(Dataset items)
-=-=-

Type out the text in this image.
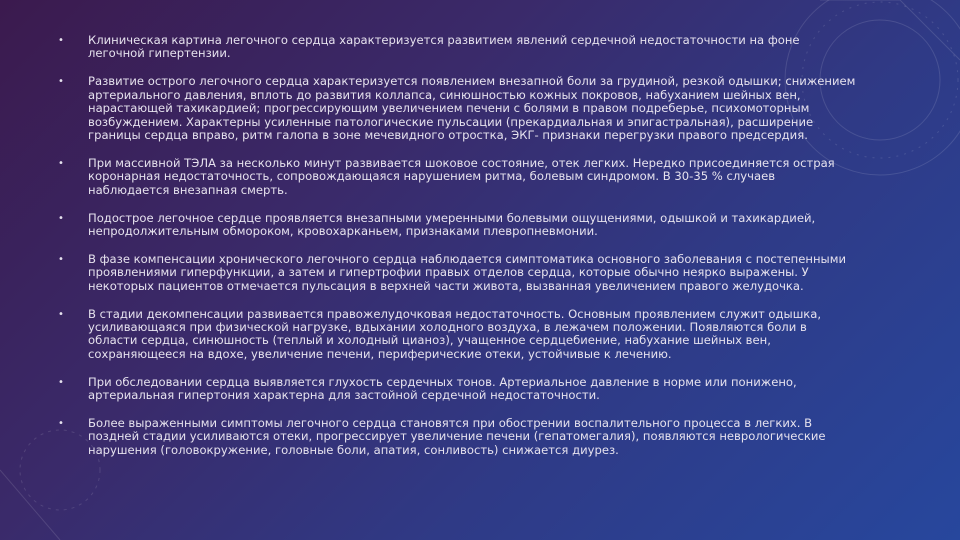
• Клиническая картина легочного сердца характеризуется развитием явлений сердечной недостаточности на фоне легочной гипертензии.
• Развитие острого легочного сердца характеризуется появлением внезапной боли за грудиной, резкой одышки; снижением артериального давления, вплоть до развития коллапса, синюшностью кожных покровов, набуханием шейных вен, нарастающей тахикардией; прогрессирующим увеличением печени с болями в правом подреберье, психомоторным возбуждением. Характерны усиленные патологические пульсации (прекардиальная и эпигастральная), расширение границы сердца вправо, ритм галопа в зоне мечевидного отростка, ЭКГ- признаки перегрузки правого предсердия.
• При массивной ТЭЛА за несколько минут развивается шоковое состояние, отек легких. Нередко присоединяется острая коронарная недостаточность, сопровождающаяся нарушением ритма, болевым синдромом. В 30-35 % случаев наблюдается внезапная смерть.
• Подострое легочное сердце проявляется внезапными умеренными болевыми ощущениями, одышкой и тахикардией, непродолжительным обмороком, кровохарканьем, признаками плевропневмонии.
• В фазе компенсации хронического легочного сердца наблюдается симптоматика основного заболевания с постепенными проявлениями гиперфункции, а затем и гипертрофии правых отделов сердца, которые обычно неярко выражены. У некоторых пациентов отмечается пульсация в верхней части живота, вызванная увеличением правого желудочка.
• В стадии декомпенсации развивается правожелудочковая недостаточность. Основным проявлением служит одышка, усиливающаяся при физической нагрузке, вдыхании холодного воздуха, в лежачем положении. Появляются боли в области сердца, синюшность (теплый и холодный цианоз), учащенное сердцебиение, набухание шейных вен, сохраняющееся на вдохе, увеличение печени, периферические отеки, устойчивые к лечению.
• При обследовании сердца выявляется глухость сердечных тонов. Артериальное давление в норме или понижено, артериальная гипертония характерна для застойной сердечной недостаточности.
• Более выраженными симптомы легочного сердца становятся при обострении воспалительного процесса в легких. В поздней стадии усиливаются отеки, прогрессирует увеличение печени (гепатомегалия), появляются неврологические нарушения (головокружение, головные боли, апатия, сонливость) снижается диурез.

-=-=-

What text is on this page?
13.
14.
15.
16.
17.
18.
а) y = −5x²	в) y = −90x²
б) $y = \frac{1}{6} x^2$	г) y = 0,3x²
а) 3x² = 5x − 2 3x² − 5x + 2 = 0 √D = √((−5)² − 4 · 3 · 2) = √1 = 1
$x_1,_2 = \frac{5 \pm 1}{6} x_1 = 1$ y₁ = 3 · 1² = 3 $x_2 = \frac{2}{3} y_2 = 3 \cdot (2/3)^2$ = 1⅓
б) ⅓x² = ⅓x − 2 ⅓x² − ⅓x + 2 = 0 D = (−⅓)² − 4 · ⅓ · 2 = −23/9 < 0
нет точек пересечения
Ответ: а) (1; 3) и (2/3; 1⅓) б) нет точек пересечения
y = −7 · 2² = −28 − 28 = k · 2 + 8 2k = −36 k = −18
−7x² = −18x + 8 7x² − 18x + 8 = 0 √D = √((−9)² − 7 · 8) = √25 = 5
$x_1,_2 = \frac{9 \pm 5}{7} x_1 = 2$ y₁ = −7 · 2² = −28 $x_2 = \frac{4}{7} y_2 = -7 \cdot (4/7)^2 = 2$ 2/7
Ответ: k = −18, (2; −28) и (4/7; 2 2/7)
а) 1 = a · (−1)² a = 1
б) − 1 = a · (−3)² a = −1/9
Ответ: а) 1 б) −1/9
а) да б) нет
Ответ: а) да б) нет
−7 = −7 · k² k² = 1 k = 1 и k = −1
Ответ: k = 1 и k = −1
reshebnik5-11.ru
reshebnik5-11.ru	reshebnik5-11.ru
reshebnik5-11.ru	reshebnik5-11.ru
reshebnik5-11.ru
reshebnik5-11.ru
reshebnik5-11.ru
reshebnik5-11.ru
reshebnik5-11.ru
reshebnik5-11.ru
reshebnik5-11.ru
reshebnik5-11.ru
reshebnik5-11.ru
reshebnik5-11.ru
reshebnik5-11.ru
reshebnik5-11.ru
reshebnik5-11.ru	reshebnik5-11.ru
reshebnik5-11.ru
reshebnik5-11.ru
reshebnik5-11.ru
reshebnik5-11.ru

-=-=-

» **What the task asks**: Where a line of the data holds "недостаточность", show that line.

» **Solution to the problem**:
• При массивной ТЭЛА за несколько минут развивается шоковое состояние, отек легких. Нередко присоединяется острая коронарная недостаточность, сопровождающаяся нарушением ритма, болевым синдромом. В 30-35 % случаев наблюдается внезапная смерть.
• В стадии декомпенсации развивается правожелудочковая недостаточность. Основным проявлением служит одышка, усиливающаяся при физической нагрузке, вдыхании холодного воздуха, в лежачем положении. Появляются боли в области сердца, синюшность (теплый и холодный цианоз), учащенное сердцебиение, набухание шейных вен, сохраняющееся на вдохе, увеличение печени, периферические отеки, устойчивые к лечению.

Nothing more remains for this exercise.